:: Exercise ::
Take each line containing "Variance" and report it exactly as written.

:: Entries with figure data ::
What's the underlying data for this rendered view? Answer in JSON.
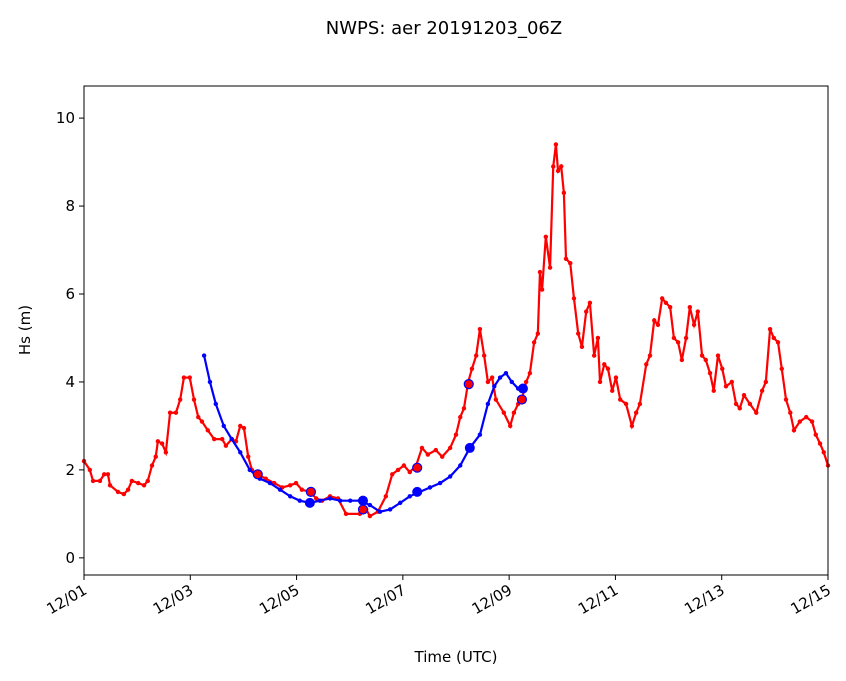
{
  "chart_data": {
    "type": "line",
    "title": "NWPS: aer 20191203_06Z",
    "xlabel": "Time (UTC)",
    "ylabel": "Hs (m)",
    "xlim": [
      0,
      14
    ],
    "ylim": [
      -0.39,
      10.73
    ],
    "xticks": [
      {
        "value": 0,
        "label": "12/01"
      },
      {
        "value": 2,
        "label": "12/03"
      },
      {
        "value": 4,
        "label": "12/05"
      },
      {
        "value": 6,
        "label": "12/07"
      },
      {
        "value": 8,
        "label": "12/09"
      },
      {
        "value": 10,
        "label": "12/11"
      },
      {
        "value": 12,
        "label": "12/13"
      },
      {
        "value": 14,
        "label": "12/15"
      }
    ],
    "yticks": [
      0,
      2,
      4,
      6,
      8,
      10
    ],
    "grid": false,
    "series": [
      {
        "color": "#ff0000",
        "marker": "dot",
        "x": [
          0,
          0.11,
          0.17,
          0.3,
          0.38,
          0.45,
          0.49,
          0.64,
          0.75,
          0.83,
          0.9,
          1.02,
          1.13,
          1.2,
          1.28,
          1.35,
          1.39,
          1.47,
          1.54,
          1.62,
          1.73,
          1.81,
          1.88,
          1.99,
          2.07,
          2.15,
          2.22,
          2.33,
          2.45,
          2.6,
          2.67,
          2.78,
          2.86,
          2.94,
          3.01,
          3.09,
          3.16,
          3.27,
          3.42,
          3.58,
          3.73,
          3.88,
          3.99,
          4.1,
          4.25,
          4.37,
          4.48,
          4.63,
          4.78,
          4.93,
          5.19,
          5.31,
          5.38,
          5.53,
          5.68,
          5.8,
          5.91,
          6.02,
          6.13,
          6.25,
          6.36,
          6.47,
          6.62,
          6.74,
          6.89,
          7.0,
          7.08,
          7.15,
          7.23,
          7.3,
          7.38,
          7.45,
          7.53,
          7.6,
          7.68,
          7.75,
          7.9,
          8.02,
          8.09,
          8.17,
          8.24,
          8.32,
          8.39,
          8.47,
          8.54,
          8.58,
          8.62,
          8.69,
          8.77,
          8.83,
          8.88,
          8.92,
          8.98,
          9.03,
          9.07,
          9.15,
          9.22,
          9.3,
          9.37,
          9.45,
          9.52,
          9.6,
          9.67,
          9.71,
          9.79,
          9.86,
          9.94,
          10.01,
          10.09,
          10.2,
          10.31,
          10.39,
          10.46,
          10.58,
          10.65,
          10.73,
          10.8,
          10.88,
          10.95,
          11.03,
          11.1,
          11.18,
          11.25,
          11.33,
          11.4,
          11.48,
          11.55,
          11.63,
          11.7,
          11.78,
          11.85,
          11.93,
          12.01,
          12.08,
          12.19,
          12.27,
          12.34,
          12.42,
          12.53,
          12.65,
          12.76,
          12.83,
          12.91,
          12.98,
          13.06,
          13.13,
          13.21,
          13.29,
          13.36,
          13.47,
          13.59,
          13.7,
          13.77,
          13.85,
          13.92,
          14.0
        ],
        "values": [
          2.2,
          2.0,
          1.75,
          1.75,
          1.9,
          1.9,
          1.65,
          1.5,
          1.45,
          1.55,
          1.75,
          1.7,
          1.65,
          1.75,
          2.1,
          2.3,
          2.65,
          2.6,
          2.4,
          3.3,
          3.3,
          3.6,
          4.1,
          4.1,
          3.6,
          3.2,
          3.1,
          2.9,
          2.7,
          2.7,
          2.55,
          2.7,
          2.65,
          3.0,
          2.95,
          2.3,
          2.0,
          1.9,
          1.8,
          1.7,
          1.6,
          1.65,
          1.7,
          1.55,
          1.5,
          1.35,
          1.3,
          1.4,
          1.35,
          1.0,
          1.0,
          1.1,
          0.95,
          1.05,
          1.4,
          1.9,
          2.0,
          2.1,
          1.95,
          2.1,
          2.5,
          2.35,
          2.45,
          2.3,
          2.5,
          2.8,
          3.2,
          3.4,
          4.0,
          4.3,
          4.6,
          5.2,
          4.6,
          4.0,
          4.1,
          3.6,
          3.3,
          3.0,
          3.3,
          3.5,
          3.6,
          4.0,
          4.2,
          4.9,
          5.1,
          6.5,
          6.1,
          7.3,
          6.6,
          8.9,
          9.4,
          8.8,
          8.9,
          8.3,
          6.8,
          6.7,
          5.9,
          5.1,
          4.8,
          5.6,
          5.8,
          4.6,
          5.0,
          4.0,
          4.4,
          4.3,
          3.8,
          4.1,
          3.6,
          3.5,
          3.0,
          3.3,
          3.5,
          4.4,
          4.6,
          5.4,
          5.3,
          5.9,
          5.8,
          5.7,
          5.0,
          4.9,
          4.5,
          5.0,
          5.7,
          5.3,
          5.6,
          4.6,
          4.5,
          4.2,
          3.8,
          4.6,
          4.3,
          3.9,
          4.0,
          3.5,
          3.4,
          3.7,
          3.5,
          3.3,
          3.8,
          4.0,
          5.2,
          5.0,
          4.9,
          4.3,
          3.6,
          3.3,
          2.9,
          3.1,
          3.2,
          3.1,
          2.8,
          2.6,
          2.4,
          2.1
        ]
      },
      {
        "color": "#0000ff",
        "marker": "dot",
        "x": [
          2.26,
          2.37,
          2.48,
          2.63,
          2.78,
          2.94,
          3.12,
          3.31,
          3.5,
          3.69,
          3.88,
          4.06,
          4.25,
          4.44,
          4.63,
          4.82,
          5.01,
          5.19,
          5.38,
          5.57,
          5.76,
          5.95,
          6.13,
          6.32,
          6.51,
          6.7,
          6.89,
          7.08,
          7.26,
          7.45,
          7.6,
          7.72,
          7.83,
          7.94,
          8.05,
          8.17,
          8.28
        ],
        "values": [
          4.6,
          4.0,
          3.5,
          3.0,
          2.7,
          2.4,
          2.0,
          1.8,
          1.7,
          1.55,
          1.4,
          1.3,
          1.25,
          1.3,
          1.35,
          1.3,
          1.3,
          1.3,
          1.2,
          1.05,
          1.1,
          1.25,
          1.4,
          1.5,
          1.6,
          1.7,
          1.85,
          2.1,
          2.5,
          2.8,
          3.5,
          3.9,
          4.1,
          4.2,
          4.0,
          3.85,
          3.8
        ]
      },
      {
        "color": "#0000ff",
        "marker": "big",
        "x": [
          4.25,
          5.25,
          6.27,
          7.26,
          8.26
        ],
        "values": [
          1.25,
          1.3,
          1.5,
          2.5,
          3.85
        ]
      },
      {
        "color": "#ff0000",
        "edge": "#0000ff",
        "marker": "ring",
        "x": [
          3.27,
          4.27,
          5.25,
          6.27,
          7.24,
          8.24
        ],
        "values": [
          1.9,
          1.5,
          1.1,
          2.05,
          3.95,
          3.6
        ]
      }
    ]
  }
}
...
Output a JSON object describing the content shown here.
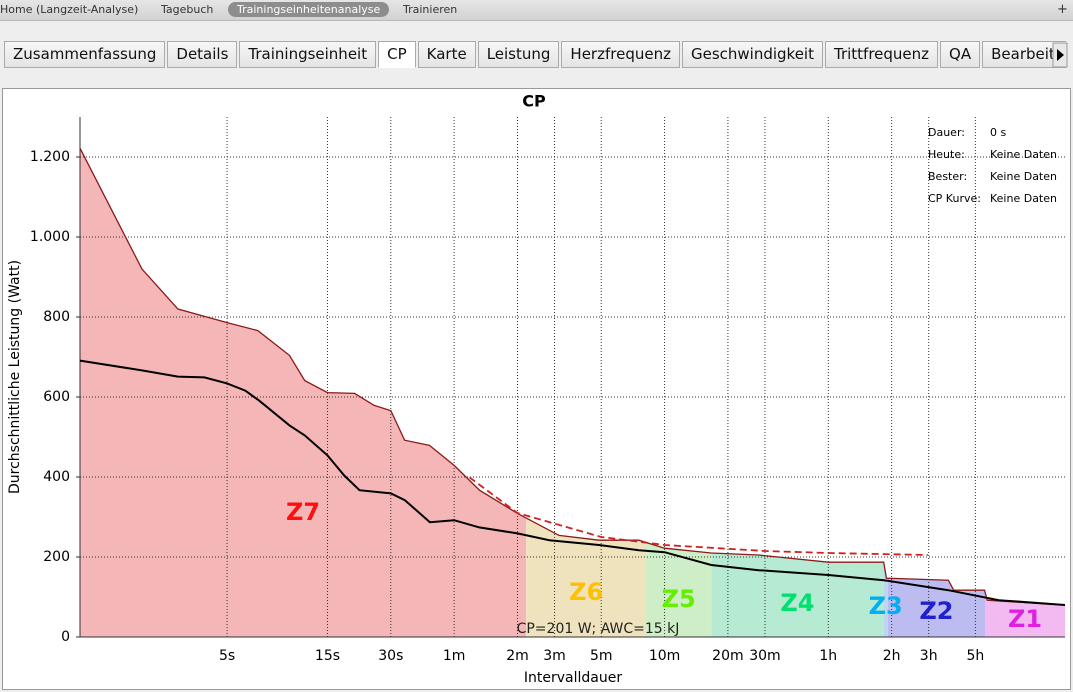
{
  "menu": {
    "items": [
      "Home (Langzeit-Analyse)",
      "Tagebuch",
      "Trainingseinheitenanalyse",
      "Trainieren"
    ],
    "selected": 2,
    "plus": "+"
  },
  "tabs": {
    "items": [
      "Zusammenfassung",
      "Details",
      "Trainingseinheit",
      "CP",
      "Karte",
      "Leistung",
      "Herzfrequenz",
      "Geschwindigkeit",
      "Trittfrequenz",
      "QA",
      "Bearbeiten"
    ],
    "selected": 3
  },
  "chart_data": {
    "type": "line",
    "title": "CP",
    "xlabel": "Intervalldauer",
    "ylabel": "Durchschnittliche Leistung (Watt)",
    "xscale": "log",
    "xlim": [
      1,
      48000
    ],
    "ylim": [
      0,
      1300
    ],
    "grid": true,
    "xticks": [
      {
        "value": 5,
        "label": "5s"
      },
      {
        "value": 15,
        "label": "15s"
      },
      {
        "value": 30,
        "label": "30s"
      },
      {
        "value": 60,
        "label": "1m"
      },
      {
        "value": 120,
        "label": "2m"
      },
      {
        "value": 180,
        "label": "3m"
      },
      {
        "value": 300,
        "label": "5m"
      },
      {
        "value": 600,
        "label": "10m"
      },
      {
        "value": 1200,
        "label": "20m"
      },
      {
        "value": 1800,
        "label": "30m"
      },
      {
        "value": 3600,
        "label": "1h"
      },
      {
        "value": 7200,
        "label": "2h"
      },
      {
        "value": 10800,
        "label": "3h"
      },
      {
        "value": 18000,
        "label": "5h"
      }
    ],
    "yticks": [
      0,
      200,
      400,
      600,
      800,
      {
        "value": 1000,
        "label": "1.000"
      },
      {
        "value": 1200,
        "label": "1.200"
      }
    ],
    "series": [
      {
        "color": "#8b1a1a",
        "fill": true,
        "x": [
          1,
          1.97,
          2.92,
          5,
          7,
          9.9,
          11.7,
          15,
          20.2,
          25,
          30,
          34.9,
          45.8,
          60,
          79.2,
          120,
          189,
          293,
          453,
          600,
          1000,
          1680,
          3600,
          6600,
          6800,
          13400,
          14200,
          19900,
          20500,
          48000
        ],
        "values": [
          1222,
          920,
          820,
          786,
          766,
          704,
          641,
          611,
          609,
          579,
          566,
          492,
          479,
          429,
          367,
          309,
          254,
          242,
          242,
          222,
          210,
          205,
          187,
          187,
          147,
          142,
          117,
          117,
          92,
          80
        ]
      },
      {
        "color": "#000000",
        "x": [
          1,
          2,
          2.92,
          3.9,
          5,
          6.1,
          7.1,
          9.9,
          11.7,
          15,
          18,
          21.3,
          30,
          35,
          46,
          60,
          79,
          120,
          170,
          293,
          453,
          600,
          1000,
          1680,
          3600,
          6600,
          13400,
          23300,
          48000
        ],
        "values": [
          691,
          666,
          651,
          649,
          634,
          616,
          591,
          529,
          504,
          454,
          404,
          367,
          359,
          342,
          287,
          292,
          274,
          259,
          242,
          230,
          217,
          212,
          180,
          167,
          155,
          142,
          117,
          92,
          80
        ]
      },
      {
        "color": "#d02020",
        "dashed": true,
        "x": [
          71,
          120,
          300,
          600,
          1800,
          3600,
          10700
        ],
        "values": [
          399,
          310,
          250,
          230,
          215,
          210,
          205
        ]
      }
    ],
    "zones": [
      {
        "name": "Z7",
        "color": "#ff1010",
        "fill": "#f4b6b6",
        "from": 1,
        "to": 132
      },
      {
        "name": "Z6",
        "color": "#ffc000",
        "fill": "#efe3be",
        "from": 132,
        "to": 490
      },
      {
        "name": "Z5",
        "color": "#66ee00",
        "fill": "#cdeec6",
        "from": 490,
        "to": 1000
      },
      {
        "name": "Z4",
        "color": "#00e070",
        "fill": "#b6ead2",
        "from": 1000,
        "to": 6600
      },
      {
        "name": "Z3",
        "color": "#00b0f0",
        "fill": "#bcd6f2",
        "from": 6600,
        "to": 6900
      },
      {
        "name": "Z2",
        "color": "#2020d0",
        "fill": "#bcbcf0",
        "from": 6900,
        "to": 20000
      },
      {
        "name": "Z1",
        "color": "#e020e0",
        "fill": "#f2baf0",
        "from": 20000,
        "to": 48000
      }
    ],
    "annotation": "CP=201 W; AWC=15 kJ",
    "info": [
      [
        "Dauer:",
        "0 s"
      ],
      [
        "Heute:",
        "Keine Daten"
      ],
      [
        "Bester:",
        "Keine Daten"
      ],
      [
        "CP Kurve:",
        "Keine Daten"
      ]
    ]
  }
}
* * *
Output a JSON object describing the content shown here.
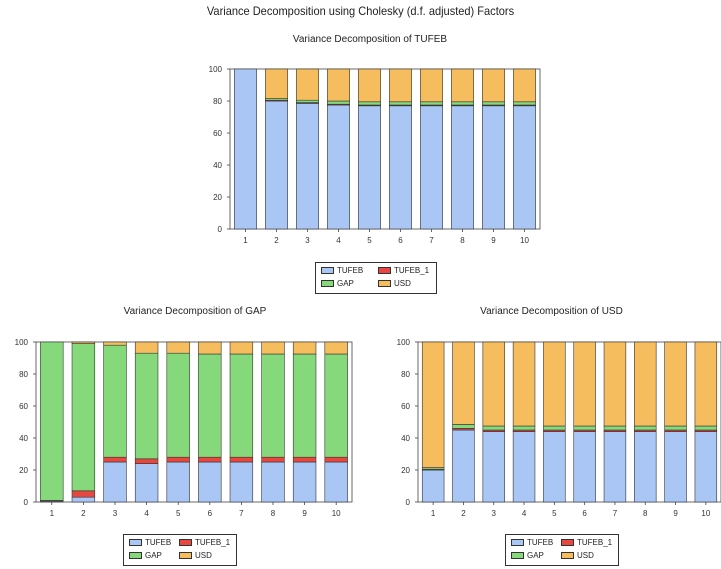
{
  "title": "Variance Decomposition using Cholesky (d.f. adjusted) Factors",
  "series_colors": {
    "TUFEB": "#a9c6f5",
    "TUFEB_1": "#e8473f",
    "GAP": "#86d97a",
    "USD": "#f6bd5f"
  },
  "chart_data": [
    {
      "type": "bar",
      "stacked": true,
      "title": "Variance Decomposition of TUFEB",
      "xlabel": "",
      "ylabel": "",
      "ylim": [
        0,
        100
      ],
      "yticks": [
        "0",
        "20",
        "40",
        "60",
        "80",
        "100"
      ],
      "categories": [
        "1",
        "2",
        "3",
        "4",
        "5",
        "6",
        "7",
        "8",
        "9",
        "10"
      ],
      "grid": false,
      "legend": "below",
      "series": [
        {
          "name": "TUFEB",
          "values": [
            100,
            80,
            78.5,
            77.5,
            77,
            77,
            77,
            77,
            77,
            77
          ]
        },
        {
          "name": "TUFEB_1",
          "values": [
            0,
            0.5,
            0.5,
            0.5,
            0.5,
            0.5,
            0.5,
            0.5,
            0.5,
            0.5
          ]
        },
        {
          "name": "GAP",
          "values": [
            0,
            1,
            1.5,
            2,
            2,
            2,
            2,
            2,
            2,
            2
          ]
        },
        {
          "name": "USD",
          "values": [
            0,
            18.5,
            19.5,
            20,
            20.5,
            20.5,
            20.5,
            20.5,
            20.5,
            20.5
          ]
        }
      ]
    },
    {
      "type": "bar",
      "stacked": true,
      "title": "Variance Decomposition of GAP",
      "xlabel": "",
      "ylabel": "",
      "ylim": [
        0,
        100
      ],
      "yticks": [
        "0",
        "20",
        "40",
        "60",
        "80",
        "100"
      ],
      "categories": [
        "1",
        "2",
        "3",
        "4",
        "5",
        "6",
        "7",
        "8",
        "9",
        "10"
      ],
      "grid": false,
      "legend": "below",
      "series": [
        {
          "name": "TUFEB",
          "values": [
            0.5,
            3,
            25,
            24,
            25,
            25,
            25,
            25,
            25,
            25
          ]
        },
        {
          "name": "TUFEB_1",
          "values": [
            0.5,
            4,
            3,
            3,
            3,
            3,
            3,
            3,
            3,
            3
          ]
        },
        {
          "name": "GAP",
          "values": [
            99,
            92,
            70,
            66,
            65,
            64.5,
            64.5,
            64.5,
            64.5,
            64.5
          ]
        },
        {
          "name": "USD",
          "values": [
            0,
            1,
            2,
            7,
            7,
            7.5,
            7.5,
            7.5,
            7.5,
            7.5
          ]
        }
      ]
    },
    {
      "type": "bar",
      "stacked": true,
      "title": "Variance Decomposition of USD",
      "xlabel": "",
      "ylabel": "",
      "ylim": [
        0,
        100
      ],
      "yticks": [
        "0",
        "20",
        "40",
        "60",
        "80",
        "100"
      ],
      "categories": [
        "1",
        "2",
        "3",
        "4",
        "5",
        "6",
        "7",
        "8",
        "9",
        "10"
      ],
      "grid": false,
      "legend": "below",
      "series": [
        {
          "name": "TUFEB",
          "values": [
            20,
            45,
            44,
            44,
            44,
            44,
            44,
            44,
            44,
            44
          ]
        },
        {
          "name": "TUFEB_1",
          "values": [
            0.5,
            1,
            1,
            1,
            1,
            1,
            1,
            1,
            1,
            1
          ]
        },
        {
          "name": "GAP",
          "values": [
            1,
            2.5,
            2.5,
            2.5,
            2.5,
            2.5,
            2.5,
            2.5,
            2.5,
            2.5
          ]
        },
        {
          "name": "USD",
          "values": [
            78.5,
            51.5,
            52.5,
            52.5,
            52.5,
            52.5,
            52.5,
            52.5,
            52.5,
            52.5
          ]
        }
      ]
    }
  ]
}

:: Result of this exercise ::
  "title": "Variance Decomposition using Cholesky (d.f. adjusted) Factors",
      "title": "Variance Decomposition of TUFEB",
      "title": "Variance Decomposition of GAP",
      "title": "Variance Decomposition of USD",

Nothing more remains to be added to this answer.